Read through the entries below and return each line with the word "rooms".

begin DATA EXTRACT

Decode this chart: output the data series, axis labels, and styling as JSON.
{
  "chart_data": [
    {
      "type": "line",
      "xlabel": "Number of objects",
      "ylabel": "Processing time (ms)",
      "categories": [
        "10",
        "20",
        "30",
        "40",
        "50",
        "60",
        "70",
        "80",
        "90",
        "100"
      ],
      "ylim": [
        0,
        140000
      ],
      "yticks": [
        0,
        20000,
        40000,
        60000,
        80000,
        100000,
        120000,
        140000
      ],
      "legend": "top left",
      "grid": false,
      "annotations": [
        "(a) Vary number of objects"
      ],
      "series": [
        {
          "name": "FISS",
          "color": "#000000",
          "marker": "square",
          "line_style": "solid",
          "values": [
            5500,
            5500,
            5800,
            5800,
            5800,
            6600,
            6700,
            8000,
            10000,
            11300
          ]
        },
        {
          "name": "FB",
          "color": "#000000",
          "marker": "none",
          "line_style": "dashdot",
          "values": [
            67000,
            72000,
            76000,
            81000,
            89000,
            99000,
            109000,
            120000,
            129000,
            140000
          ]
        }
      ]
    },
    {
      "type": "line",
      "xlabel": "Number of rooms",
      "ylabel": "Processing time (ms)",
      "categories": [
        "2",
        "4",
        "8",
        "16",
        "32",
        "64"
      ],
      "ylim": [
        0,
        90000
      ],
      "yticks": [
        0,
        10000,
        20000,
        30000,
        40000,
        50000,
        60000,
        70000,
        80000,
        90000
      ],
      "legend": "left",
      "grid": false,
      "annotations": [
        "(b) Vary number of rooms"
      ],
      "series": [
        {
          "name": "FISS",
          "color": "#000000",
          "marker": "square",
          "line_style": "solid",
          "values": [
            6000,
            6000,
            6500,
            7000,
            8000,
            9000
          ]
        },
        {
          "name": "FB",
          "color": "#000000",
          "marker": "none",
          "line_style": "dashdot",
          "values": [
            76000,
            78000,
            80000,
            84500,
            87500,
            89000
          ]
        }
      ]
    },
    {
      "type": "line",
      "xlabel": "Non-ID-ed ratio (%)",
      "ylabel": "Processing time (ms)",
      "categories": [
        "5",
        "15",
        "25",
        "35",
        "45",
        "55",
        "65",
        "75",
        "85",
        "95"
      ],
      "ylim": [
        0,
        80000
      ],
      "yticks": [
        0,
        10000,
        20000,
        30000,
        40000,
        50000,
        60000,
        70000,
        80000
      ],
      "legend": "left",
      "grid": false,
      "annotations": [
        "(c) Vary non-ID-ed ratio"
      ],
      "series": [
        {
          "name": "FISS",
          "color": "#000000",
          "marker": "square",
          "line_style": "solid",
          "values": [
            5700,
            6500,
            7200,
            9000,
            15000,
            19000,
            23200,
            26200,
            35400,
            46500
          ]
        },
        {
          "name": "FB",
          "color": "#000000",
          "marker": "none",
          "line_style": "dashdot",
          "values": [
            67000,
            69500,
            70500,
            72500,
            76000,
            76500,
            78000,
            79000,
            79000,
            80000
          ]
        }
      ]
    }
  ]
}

end DATA EXTRACT

* SOLUTION TO THIS TASK:
      "xlabel": "Number of rooms",
        "(b) Vary number of rooms"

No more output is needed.